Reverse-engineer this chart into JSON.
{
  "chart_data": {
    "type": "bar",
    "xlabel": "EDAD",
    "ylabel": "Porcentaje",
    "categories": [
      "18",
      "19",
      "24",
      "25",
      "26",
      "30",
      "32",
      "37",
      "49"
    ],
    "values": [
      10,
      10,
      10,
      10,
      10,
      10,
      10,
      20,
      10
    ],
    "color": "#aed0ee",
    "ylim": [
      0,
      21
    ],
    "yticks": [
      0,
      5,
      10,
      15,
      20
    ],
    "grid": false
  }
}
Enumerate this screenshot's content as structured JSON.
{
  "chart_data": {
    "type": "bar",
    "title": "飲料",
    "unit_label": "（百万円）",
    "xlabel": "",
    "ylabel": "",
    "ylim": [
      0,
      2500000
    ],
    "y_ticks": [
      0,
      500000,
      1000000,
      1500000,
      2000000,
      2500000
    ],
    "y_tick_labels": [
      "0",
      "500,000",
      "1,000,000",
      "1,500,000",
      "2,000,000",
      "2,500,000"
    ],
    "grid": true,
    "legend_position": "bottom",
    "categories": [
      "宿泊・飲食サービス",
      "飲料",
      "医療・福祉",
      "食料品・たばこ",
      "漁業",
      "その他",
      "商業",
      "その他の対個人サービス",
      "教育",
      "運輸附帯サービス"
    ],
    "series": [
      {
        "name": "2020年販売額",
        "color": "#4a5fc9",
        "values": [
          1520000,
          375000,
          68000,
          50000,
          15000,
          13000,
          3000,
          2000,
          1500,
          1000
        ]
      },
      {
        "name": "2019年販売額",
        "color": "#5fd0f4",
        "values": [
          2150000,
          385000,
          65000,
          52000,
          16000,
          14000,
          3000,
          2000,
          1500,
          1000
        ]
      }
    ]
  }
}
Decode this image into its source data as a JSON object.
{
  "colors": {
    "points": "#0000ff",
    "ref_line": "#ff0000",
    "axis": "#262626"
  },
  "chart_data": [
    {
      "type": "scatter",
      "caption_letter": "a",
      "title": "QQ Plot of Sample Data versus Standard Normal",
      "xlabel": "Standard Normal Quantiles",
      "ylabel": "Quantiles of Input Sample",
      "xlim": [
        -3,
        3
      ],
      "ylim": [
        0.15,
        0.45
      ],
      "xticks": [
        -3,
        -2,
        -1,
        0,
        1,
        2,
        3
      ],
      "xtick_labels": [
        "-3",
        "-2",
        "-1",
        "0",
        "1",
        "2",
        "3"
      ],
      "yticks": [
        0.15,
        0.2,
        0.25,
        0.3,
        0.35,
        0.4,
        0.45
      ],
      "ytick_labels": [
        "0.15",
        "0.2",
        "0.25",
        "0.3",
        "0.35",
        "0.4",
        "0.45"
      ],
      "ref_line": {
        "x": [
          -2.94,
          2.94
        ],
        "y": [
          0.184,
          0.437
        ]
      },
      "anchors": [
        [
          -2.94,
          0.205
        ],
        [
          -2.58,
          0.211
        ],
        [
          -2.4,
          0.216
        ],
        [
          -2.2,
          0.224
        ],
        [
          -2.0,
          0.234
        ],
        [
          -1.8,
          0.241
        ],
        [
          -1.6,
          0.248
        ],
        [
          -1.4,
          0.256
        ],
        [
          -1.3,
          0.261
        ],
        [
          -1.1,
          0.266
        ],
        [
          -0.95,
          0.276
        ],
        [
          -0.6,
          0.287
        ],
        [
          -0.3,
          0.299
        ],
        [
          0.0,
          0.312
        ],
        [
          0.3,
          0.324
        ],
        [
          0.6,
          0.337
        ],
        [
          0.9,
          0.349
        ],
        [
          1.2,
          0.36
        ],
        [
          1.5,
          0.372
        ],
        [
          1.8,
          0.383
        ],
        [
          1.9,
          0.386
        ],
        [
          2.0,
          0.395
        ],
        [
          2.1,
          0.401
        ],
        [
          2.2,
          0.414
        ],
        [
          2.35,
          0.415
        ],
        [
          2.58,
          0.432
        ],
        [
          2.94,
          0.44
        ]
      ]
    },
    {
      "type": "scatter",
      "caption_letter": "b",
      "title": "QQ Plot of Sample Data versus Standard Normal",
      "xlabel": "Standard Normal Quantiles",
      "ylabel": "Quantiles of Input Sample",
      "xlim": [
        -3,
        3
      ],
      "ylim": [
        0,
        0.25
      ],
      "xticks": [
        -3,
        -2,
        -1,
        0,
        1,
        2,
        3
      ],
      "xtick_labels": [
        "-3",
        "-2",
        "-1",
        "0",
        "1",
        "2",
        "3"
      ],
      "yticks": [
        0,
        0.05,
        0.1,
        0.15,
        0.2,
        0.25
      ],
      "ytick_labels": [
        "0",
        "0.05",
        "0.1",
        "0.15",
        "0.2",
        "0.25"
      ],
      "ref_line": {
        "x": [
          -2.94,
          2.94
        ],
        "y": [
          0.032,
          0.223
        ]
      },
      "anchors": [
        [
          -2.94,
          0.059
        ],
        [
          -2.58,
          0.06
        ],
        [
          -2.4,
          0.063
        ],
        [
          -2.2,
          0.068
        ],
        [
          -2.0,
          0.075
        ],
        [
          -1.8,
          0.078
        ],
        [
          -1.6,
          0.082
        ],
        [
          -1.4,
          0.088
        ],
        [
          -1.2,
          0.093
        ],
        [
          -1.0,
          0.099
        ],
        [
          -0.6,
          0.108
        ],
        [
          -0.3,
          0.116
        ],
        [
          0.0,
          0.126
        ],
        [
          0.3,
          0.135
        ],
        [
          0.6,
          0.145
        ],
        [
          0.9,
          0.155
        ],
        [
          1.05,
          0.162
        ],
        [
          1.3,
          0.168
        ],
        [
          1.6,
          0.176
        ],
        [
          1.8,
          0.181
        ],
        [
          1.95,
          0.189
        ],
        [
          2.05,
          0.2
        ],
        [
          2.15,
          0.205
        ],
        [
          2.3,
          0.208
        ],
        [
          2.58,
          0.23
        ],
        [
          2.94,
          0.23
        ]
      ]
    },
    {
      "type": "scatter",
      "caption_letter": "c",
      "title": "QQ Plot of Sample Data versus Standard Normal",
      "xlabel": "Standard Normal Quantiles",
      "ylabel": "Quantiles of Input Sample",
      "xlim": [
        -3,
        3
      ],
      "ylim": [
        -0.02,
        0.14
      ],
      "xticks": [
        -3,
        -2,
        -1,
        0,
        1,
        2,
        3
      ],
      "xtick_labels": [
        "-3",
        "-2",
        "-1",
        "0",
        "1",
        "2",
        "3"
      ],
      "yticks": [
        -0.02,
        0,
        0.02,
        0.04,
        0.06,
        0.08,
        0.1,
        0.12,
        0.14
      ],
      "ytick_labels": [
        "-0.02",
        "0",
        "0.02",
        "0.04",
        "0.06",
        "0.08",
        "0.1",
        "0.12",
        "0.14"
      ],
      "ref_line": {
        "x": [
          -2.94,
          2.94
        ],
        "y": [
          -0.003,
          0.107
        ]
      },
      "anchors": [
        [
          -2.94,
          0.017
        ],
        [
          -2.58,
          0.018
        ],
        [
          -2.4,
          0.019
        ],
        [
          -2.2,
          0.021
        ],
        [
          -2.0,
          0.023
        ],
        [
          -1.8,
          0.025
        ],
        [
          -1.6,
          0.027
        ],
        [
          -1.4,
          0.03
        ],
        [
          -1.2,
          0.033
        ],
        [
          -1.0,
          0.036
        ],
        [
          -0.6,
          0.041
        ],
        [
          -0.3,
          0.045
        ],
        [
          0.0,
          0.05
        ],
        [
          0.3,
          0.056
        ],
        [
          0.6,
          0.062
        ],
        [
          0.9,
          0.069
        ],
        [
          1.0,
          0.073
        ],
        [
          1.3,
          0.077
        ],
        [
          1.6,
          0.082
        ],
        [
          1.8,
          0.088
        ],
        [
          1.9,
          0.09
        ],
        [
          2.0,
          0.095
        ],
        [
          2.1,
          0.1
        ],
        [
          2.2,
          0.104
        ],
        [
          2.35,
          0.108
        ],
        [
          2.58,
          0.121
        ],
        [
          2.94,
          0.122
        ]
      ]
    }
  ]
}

[Given request]: How many of these lines contain "JSON"? Write only the number.

[Output of the exercise]: 3